Extracted records:
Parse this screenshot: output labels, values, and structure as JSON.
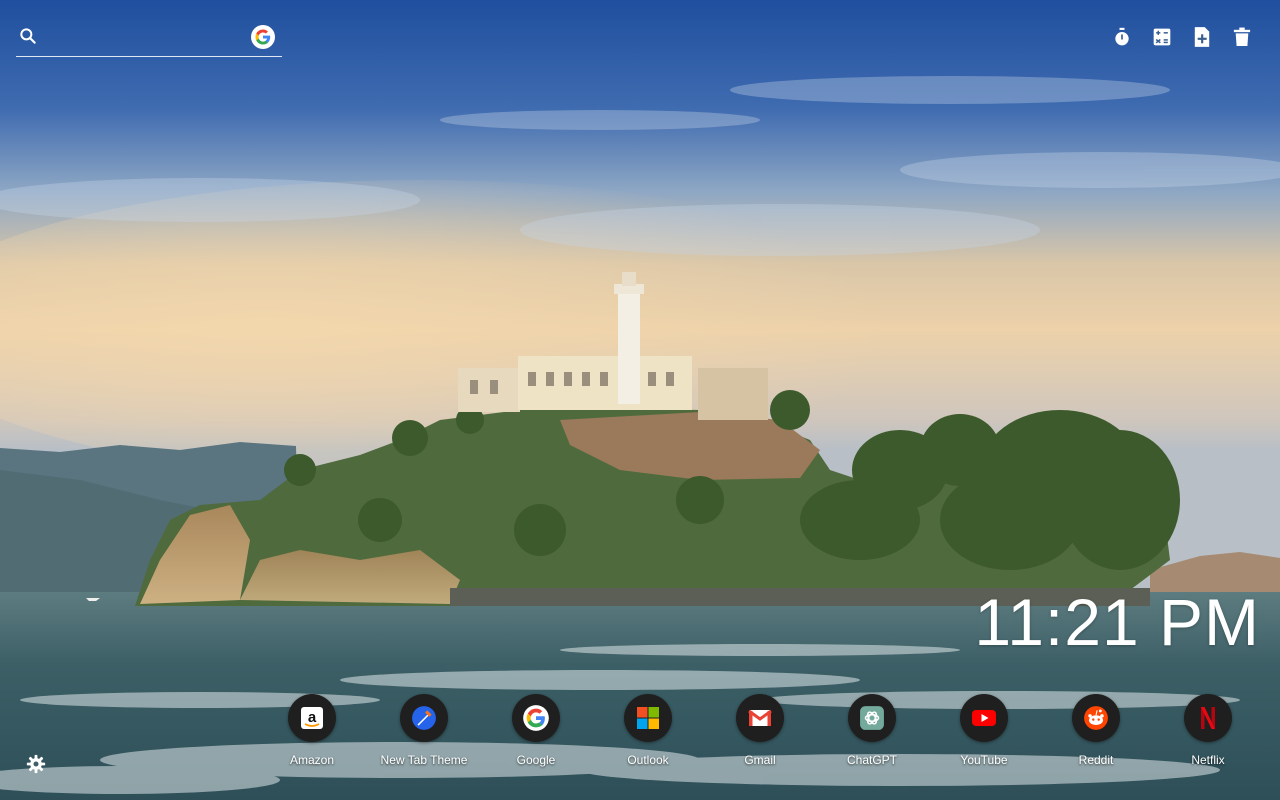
{
  "search": {
    "placeholder": "",
    "engine_icon": "google-icon"
  },
  "toolbar": {
    "icons": [
      "stopwatch-icon",
      "calculator-icon",
      "add-note-icon",
      "trash-icon"
    ]
  },
  "clock": {
    "time": "11:21 PM"
  },
  "shortcuts": [
    {
      "label": "Amazon",
      "icon": "amazon-icon"
    },
    {
      "label": "New Tab Theme",
      "icon": "new-tab-theme-icon"
    },
    {
      "label": "Google",
      "icon": "google-icon"
    },
    {
      "label": "Outlook",
      "icon": "outlook-icon"
    },
    {
      "label": "Gmail",
      "icon": "gmail-icon"
    },
    {
      "label": "ChatGPT",
      "icon": "chatgpt-icon"
    },
    {
      "label": "YouTube",
      "icon": "youtube-icon"
    },
    {
      "label": "Reddit",
      "icon": "reddit-icon"
    },
    {
      "label": "Netflix",
      "icon": "netflix-icon"
    }
  ],
  "settings": {
    "icon": "gear-icon"
  },
  "colors": {
    "sky_top": "#2a57a6",
    "sky_mid": "#6f8fb8",
    "horizon": "#e6c9a2",
    "water": "#3d6168",
    "shortcut_bg": "#1f1f1f",
    "text": "#ffffff"
  }
}
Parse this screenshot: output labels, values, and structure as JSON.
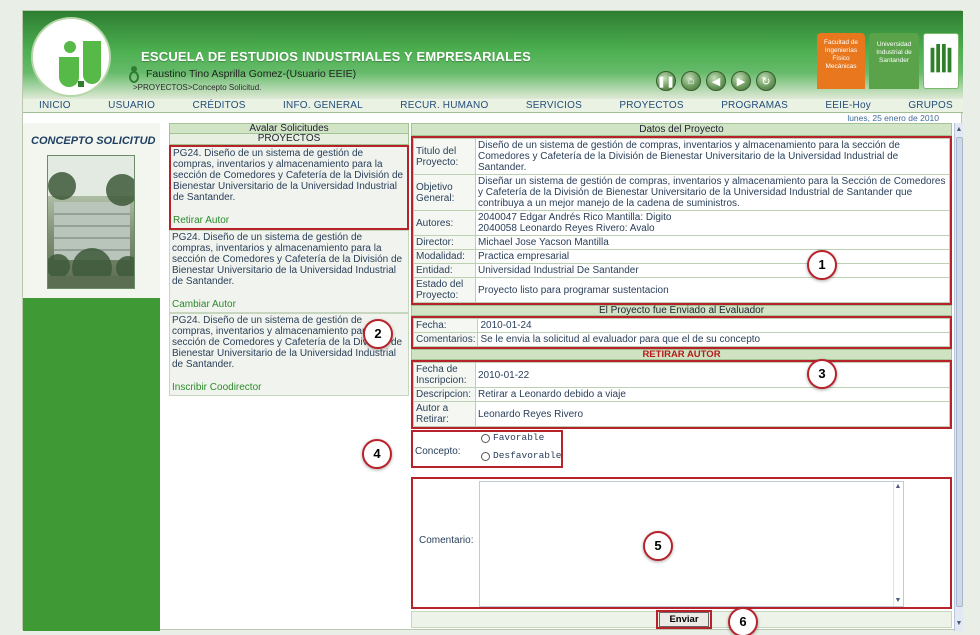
{
  "header": {
    "school_title": "ESCUELA DE ESTUDIOS INDUSTRIALES Y EMPRESARIALES",
    "user_line": "Faustino Tino Asprilla Gomez-(Usuario EEIE)",
    "breadcrumb": ">PROYECTOS>Concepto Solicitud.",
    "faculty_badge": "Facultad de Ingenierías Físico Mecánicas",
    "university_badge": "Universidad Industrial de Santander"
  },
  "menu": [
    "INICIO",
    "USUARIO",
    "CRÉDITOS",
    "INFO. GENERAL",
    "RECUR. HUMANO",
    "SERVICIOS",
    "PROYECTOS",
    "PROGRAMAS",
    "EEIE-Hoy",
    "GRUPOS"
  ],
  "date": "lunes, 25 enero de 2010",
  "sidebar": {
    "title": "CONCEPTO SOLICITUD"
  },
  "middle": {
    "header": "Avalar Solicitudes",
    "subheader": "PROYECTOS",
    "items": [
      {
        "text": "PG24. Diseño de un sistema de gestión de compras, inventarios y almacenamiento para la sección de Comedores y Cafetería de la División de Bienestar Universitario de la Universidad Industrial de Santander.",
        "link": "Retirar Autor"
      },
      {
        "text": "PG24. Diseño de un sistema de gestión de compras, inventarios y almacenamiento para la sección de Comedores y Cafetería de la División de Bienestar Universitario de la Universidad Industrial de Santander.",
        "link": "Cambiar Autor"
      },
      {
        "text": "PG24. Diseño de un sistema de gestión de compras, inventarios y almacenamiento para la sección de Comedores y Cafetería de la División de Bienestar Universitario de la Universidad Industrial de Santander.",
        "link": "Inscribir Coodirector"
      }
    ]
  },
  "project": {
    "header": "Datos del Proyecto",
    "rows": [
      {
        "label": "Titulo del Proyecto:",
        "value": "Diseño de un sistema de gestión de compras, inventarios y almacenamiento para la sección de Comedores y Cafetería de la División de Bienestar Universitario de la Universidad Industrial de Santander."
      },
      {
        "label": "Objetivo General:",
        "value": "Diseñar un sistema de gestión de compras, inventarios y almacenamiento para la Sección de Comedores y Cafetería de la División de Bienestar Universitario de la Universidad Industrial de Santander que contribuya a un mejor manejo de la cadena de suministros."
      },
      {
        "label": "Autores:",
        "value_lines": [
          "2040047 Edgar Andrés Rico Mantilla: Digito",
          "2040058 Leonardo Reyes Rivero: Avalo"
        ]
      },
      {
        "label": "Director:",
        "value": "Michael Jose Yacson Mantilla"
      },
      {
        "label": "Modalidad:",
        "value": "Practica empresarial"
      },
      {
        "label": "Entidad:",
        "value": "Universidad Industrial De Santander"
      },
      {
        "label": "Estado del Proyecto:",
        "value": "Proyecto listo para programar sustentacion"
      }
    ]
  },
  "evaluator": {
    "header": "El Proyecto fue Enviado al Evaluador",
    "fecha_label": "Fecha:",
    "fecha": "2010-01-24",
    "comentarios_label": "Comentarios:",
    "comentarios": "Se le envia la solicitud al evaluador para que el de su concepto"
  },
  "retirar": {
    "header": "RETIRAR AUTOR",
    "fecha_label": "Fecha de Inscripcion:",
    "fecha": "2010-01-22",
    "descripcion_label": "Descripcion:",
    "descripcion": "Retirar a Leonardo debido a viaje",
    "autor_label": "Autor a Retirar:",
    "autor": "Leonardo Reyes Rivero"
  },
  "concepto": {
    "label": "Concepto:",
    "options": [
      "Favorable",
      "Desfavorable"
    ]
  },
  "comentario": {
    "label": "Comentario:"
  },
  "submit": "Enviar",
  "markers": [
    "1",
    "2",
    "3",
    "4",
    "5",
    "6"
  ]
}
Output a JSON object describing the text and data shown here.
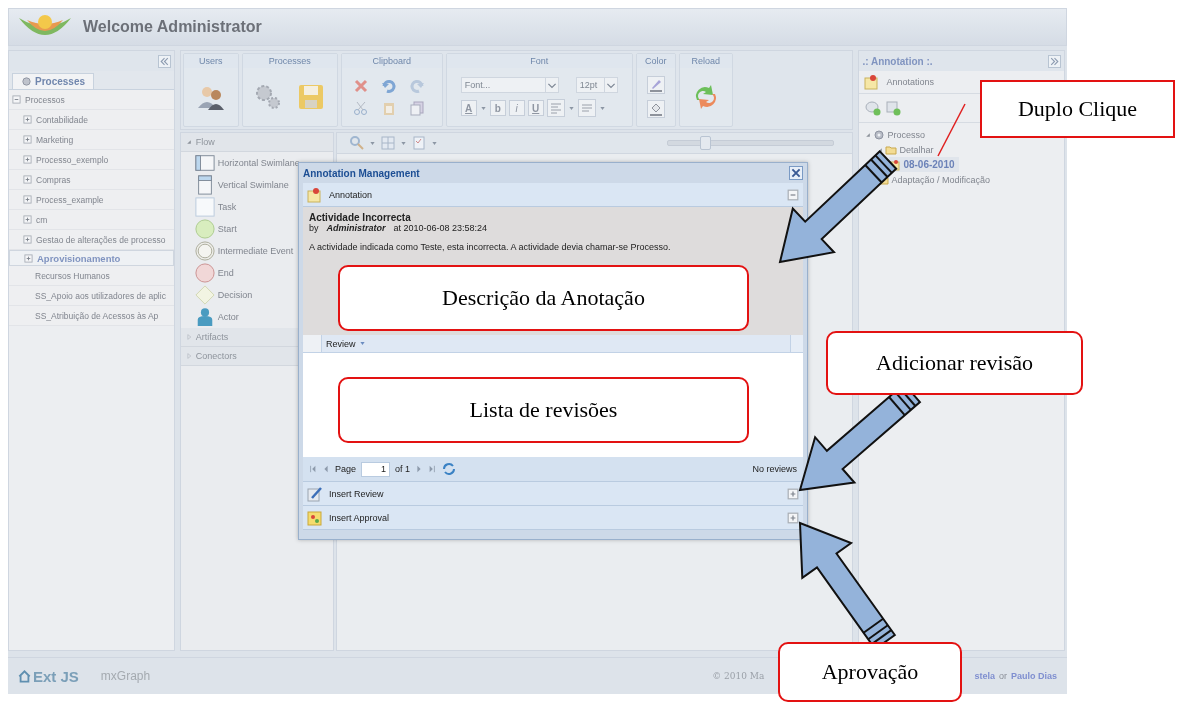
{
  "header": {
    "title": "Welcome Administrator"
  },
  "left_panel": {
    "tabs": [
      {
        "label": "Processes",
        "selected": true
      }
    ],
    "tree": {
      "label": "Processos",
      "expanded": true,
      "children": [
        {
          "label": "Contabilidade",
          "has_children": true,
          "selected": false
        },
        {
          "label": "Marketing",
          "has_children": true,
          "selected": false
        },
        {
          "label": "Processo_exemplo",
          "has_children": true,
          "selected": false
        },
        {
          "label": "Compras",
          "has_children": true,
          "selected": false
        },
        {
          "label": "Process_example",
          "has_children": true,
          "selected": false
        },
        {
          "label": "cm",
          "has_children": true,
          "selected": false
        },
        {
          "label": "Gestao de alterações de processo",
          "has_children": true,
          "selected": false
        },
        {
          "label": "Aprovisionamento",
          "has_children": true,
          "selected": true
        },
        {
          "label": "Recursos Humanos",
          "has_children": false,
          "selected": false
        },
        {
          "label": "SS_Apoio aos utilizadores de aplic",
          "has_children": false,
          "selected": false
        },
        {
          "label": "SS_Atribuição de Acessos às Ap",
          "has_children": false,
          "selected": false
        }
      ]
    }
  },
  "ribbon": {
    "groups": [
      {
        "title": "Users",
        "kind": "users"
      },
      {
        "title": "Processes",
        "kind": "processes"
      },
      {
        "title": "Clipboard",
        "kind": "clipboard"
      },
      {
        "title": "Font",
        "kind": "font",
        "font_placeholder": "Font...",
        "size_placeholder": "12pt",
        "color_button": "A",
        "format_buttons": [
          "b",
          "i",
          "U"
        ]
      },
      {
        "title": "Color",
        "kind": "color"
      },
      {
        "title": "Reload",
        "kind": "reload"
      }
    ]
  },
  "palette": {
    "sections": [
      {
        "label": "Flow",
        "expanded": true,
        "items": [
          {
            "label": "Horizontal Swimlane",
            "kind": "hswimlane"
          },
          {
            "label": "Vertical Swimlane",
            "kind": "vswimlane"
          },
          {
            "label": "Task",
            "kind": "task"
          },
          {
            "label": "Start",
            "kind": "start"
          },
          {
            "label": "Intermediate Event",
            "kind": "intermediate"
          },
          {
            "label": "End",
            "kind": "end"
          },
          {
            "label": "Decision",
            "kind": "decision"
          },
          {
            "label": "Actor",
            "kind": "actor"
          }
        ]
      },
      {
        "label": "Artifacts",
        "expanded": false
      },
      {
        "label": "Conectors",
        "expanded": false
      }
    ]
  },
  "canvas": {
    "zoom_slider": {
      "level": 0.22
    }
  },
  "dialog": {
    "title": "Annotation Management",
    "panel_title": "Annotation",
    "annotation": {
      "title": "Actividade Incorrecta",
      "by": "by",
      "author": "Administrator",
      "timestamp": "at 2010-06-08 23:58:24",
      "description": "A actividade indicada como Teste, esta incorrecta. A actividade devia chamar-se Processo."
    },
    "grid": {
      "columns": [
        "Review"
      ]
    },
    "pager": {
      "page_label": "Page",
      "page": "1",
      "of": "of 1",
      "status": "No reviews"
    },
    "actions": [
      {
        "label": "Insert Review",
        "kind": "review"
      },
      {
        "label": "Insert Approval",
        "kind": "approval"
      }
    ]
  },
  "right_panel": {
    "title": ".: Annotation :.",
    "section": "Annotations",
    "tree": [
      {
        "label": "Processo",
        "kind": "process",
        "selected": false,
        "children": [
          {
            "label": "Detalhar",
            "kind": "folder",
            "selected": false,
            "children": [
              {
                "label": "08-06-2010",
                "kind": "note",
                "selected": true
              }
            ]
          },
          {
            "label": "Adaptação / Modificação",
            "kind": "folder",
            "selected": false
          }
        ]
      }
    ]
  },
  "footer": {
    "logos": [
      "Ext JS",
      "mxGraph"
    ],
    "copyright": "© 2010 Ma",
    "credits": [
      "stela",
      "or",
      "Paulo Dias"
    ]
  },
  "callouts": [
    {
      "text": "Duplo Clique",
      "kind": "rect"
    },
    {
      "text": "Descrição da Anotação",
      "kind": "rounded"
    },
    {
      "text": "Lista de revisões",
      "kind": "rounded"
    },
    {
      "text": "Adicionar revisão",
      "kind": "rounded"
    },
    {
      "text": "Aprovação",
      "kind": "rounded"
    }
  ]
}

_Instruction:_ Wherever a line in the data above holds "Insert", copy that line.

_In response:_
        "label": "Insert Review",
        "label": "Insert Approval",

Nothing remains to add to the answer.